Statistics, noise, and the lessons of baseball

Allison Bishop
Proof Reading
Published in
11 min readApr 5, 2021

When I was fourteen, my father took me to my first major league baseball game. It was at Yankee stadium in that magical year of 1998, when the Yankees set a franchise record of 114 wins and swept the world series. It happened to be August 13th: the day Orlando “El Duque” Hernandez set the rookie strikeout single game record at 13. I was hooked. I closely followed the rest of the season and came to know all of the lovable quirks of the 1998 Yankees squad. Like Tino Martinez’s inability to steal bases, and the constant presence of a jar of red hot candies sitting on the bench in their dugout that never seemed to attract any takers. The announcers were obsessed with it. Where did it come from? Whose job was it to bring it out for each game? And why was it there if no one ever ate any?

The sport of baseball makes strange bedfellows of a love of numbers and a love of superstition. It is home to evangelists of statistics and devotees of tradition. And as skillful announcers fill its many loaded silences, they lay bare our hunger for meaningful stories with just the right amount of suspense. We desperately want the odds to mean enough but not too much — we want them to shape the action but not predetermine it. Everything about the game is calibrated to this goal — any individual hit is unlikely, but so is going too long without at least a few occurring. Each game is long enough for pitchers to grow tired, forcing in fresh blood and fresh plot points. And each season is crafted to pit the same teams against each other again and again, creating individually coherent arcs that thread together into a satisfying whole.

In its insistent repetition, baseball provides a fertile ground for analytics. So fertile in fact, that it tends to sprout a few weeds. “This pitcher tends to strike out left-handed batters when pitching at home on high humidity days, at least in 5 out of his last 7 appearances,” the announcer says. But whatever subset of the stats we may dismiss as cherry-picked or silly, it doesn’t shake our core belief in the meaning of the overall exercise.

The allure of “Money Ball”:

This frame of mind is so appealing that we try to carry it over into many other domains. “It’s like Money Ball for …” has become a convenient shorthand for data science enthusiasts. But baseball is a delicately crafted stage — very few settings in real life have the same degree of repetition of nearly identical conditions. It is not surprising that the statistics that behave quite well in baseball may behave quite poorly in politics, for example, where we have small sample of sizes of elections and external conditions that change dramatically across time. Overextending the statistical lessons of baseball ironically reinforces the philosophical lessons of baseball: we should believe data, yes. But we should not believe it too much. In particular, we cannot afford to neglect the story of how it is collected, by whom, and for what purpose. But this is, after all, much more interesting. What’s the fun of watching the World Series if you haven’t followed the journey along the way?

It is perhaps appropriate that baseball season has arrived once again as Proof begins trading for pilot customers. All of this looms closely in my mind as we pour eagerly over the data of our early trades to learn what we can about our performance. If you zoom in narrowly enough on the stock market, it looks like baseball. Repeating interactions between various types of traders, with microsecond-level dynamics that can be measured as cleanly as the speed of a fastball. You can stretch the analogy even further perhaps — viewing an executing broker like Proof as a pitcher, pitching orders under the direction of a client who acts like a manager, taking them in and out of the game. Like a pitcher, a broker’s actions are not the sole determinant of the outcome. You can do everything well and still lose because of the actions of the players around you, on both your team and the opposing team. Stats like win-loss record can be a fairly noisy metric of pitcher quality, as they don’t reflect the variables outside of the pitcher’s control, and there can be bias in the kinds of situations different pitchers happen to be brought into. Nonetheless, we tend to view such statistics as informative on a holistic level for pitchers who have pitched a sufficiently large number of innings. Perhaps we do the same with trading execution stats like slippage vs. arrival and slippage vs. vwap.

• [STATED TASK 1]: In the essay on baseball statistics, what record did Orlando "El Duque" Hernandez set on August 13, 1998?
• [STATED TASK 2]: Extend the essay on baseball statistics and trading past its final sentence, keeping the same voice and line of thought.

• [EXCERPTED DATA]:

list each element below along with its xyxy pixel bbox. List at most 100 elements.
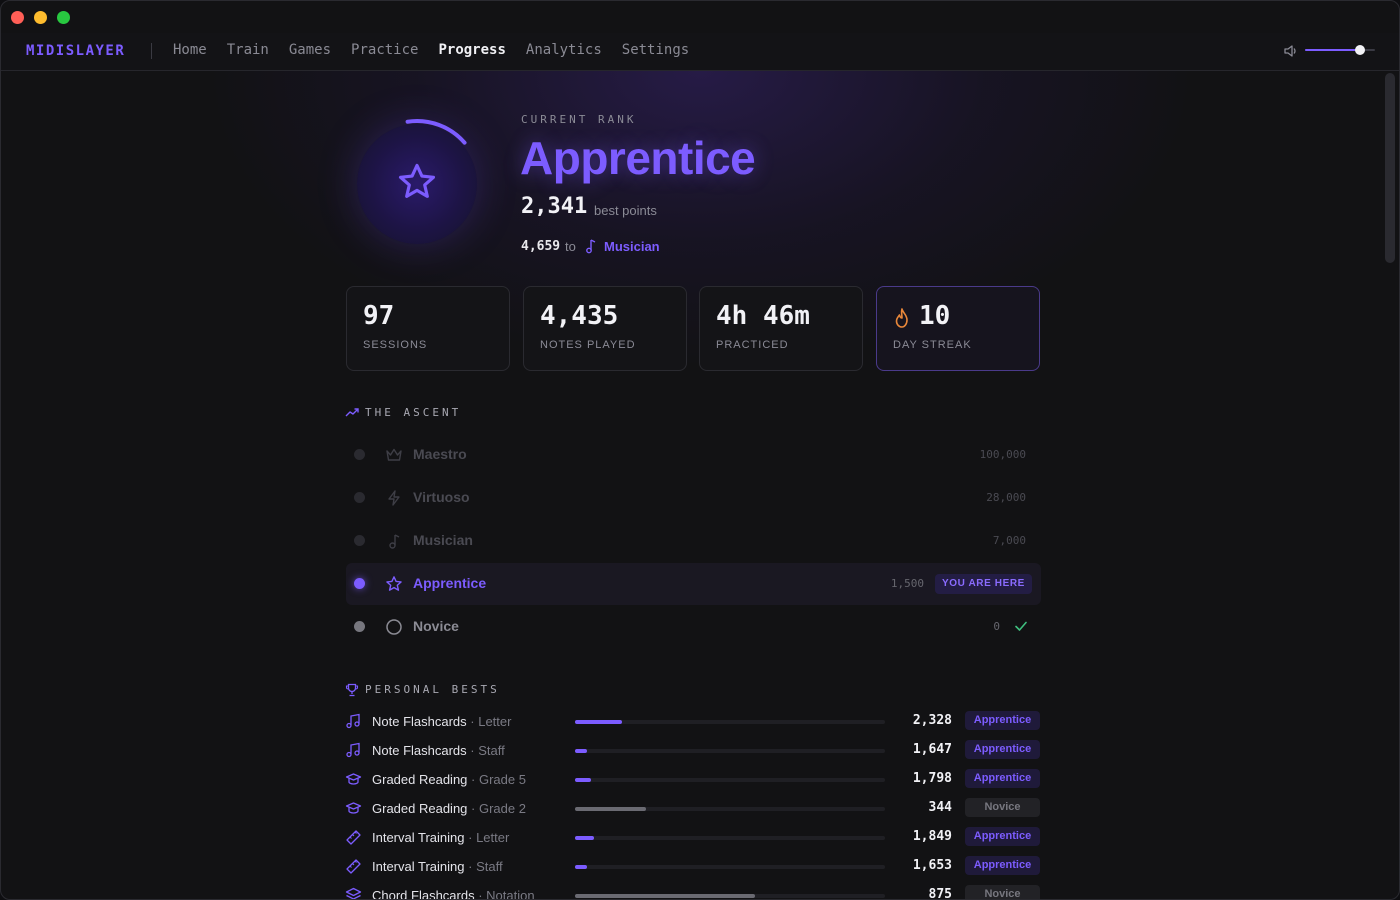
personal-best-row[interactable]: Interval Training · Letter 1,849 Apprent… [345,823,1045,852]
personal-best-row[interactable]: Note Flashcards · Staff 1,647 Apprentice [345,736,1045,765]
stat-label: SESSIONS [363,339,428,351]
music-note-icon [389,534,400,549]
current-rank-name: Apprentice [520,132,756,184]
rank-points: 100,000 [979,448,1026,461]
star-icon [398,163,436,198]
game-mode: Letter [478,714,512,729]
rank-badge: Apprentice [965,740,1040,759]
circle-icon [386,619,402,635]
rank-points: 1,500 [890,577,924,590]
stat-value: 97 [363,301,395,331]
game-title: Note Flashcards [372,743,467,758]
score-progress-fill [575,778,591,782]
game-mode: Grade 5 [478,772,526,787]
best-score: 344 [928,800,952,815]
music-notes-icon [346,713,360,729]
nav-link-home[interactable]: Home [173,42,207,58]
personal-best-row[interactable]: Graded Reading · Grade 2 344 Novice [345,794,1045,823]
maximize-window-button[interactable] [57,11,70,24]
ascent-row-apprentice: Apprentice 1,500 YOU ARE HERE [346,563,1041,605]
nav-link-settings[interactable]: Settings [621,42,690,58]
rank-badge: Apprentice [965,827,1040,846]
brand-logo[interactable]: MIDISLAYER [26,43,126,59]
game-name: Note Flashcards · Letter [372,714,512,729]
rank-points: 0 [993,620,1000,633]
score-progress-fill [575,807,647,811]
scrollbar-thumb[interactable] [1385,73,1395,263]
nav-link-progress[interactable]: Progress [438,42,506,58]
score-progress-bar [575,836,885,840]
volume-icon[interactable] [1283,44,1299,58]
ascent-row-virtuoso: Virtuoso 28,000 [346,477,1041,519]
nav-link-analytics[interactable]: Analytics [525,42,602,58]
ascent-row-novice: Novice 0 [346,606,1041,648]
bolt-icon [388,490,400,506]
personal-best-row[interactable]: Chord Flashcards · Notation 875 Novice [345,881,1045,900]
rank-name: Musician [413,532,473,548]
game-name: Interval Training · Staff [372,859,503,874]
rank-points: 7,000 [992,534,1026,547]
music-note-icon [586,239,596,254]
game-name: Note Flashcards · Staff [372,743,505,758]
ruler-icon [346,830,361,845]
game-mode: Staff [476,859,503,874]
game-mode: Letter [476,830,510,845]
stat-label: DAY STREAK [893,339,972,351]
nav-links: Home Train Games Practice Progress Analy… [173,42,689,58]
volume-slider-fill [1305,49,1360,51]
stat-card-notes-played: 4,435 NOTES PLAYED [523,286,687,371]
nav-link-train[interactable]: Train [226,42,269,58]
you-are-here-badge: YOU ARE HERE [935,574,1032,594]
volume-slider-knob[interactable] [1354,45,1365,55]
game-name: Chord Flashcards · Notation [372,888,535,899]
rank-name: Novice [413,618,459,634]
flame-icon [895,308,908,328]
best-score: 1,798 [912,771,952,786]
rank-dot-current [354,578,365,589]
nav-link-practice[interactable]: Practice [351,42,419,58]
rank-progress-ring [405,119,467,145]
star-icon [386,576,402,591]
score-progress-bar [575,807,885,811]
rank-badge: Apprentice [965,769,1040,788]
personal-best-row[interactable]: Interval Training · Staff 1,653 Apprenti… [345,852,1045,881]
best-points-value: 2,341 [521,194,588,219]
layers-icon [345,887,362,899]
close-window-button[interactable] [11,11,24,24]
best-score: 1,849 [912,829,952,844]
game-name: Graded Reading · Grade 2 [372,801,526,816]
best-score: 1,647 [912,742,952,757]
best-points-label: best points [594,203,657,218]
rank-name: Apprentice [413,575,487,591]
best-score: 875 [928,887,952,900]
music-notes-icon [346,742,360,758]
crown-icon [386,448,402,461]
personal-best-row[interactable]: Note Flashcards · Letter 2,328 Apprentic… [345,707,1045,736]
personal-best-row[interactable]: Graded Reading · Grade 5 1,798 Apprentic… [345,765,1045,794]
personal-bests-title: PERSONAL BESTS [365,683,500,696]
nav-link-games[interactable]: Games [288,42,332,58]
game-title: Interval Training [372,830,465,845]
graduation-cap-icon [345,802,362,814]
rank-name: Virtuoso [413,489,470,505]
minimize-window-button[interactable] [34,11,47,24]
graduation-cap-icon [345,773,362,785]
rank-badge: Novice [965,885,1040,899]
points-to-next-rank: 4,659 [521,239,561,254]
game-mode: Staff [478,743,505,758]
to-label: to [565,239,576,254]
nav-divider [151,43,152,59]
ruler-icon [346,859,361,874]
stat-card-day-streak: 10 DAY STREAK [876,286,1040,371]
ascent-row-musician: Musician 7,000 [346,520,1041,562]
rank-dot-completed [354,621,365,632]
rank-badge: Novice [965,798,1040,817]
score-progress-bar [575,894,885,898]
score-progress-fill [575,720,622,724]
volume-slider[interactable] [1305,45,1375,55]
ascent-section-title: THE ASCENT [365,406,462,419]
rank-name: Maestro [413,446,467,462]
rank-badge: Apprentice [965,856,1040,875]
rank-dot [354,449,365,460]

• [ANSWER 1]: The rookie strikeout single game record, at 13 strikeouts.

• [ANSWER 2]:
The noisier reality:

But if you zoom out a bit, the stock market is a lot less like baseball. It’s not one game happening at a time, it’s roughly 10,000 games, all happening at once on the same field and interfering with one another! And there are powerful external forces in the stands and beyond affecting the games — like torrential rains that quickly come and go, powerful winds that gust up specifically on certain portions of the field, and wildly varying levels of crowd noise. The view from the mound is dramatically complex. Now the action in your game is constantly facing spill over effects from the other games and the environment, and your manager is pulling you in and out of different parts of different games at a dizzying pace. You start to suspect that your wins and losses may have more to do with the luck of when/where you get put in rather than your technique and strategy.

In the heavy noise of the market environment, what can brokers and clients do to mitigate the role of chance and draw meaningful lessons from broker performance? A basic starting point is to inventory the primary sources of noise in our metrics, and then to take steps to mitigate and estimate each of them.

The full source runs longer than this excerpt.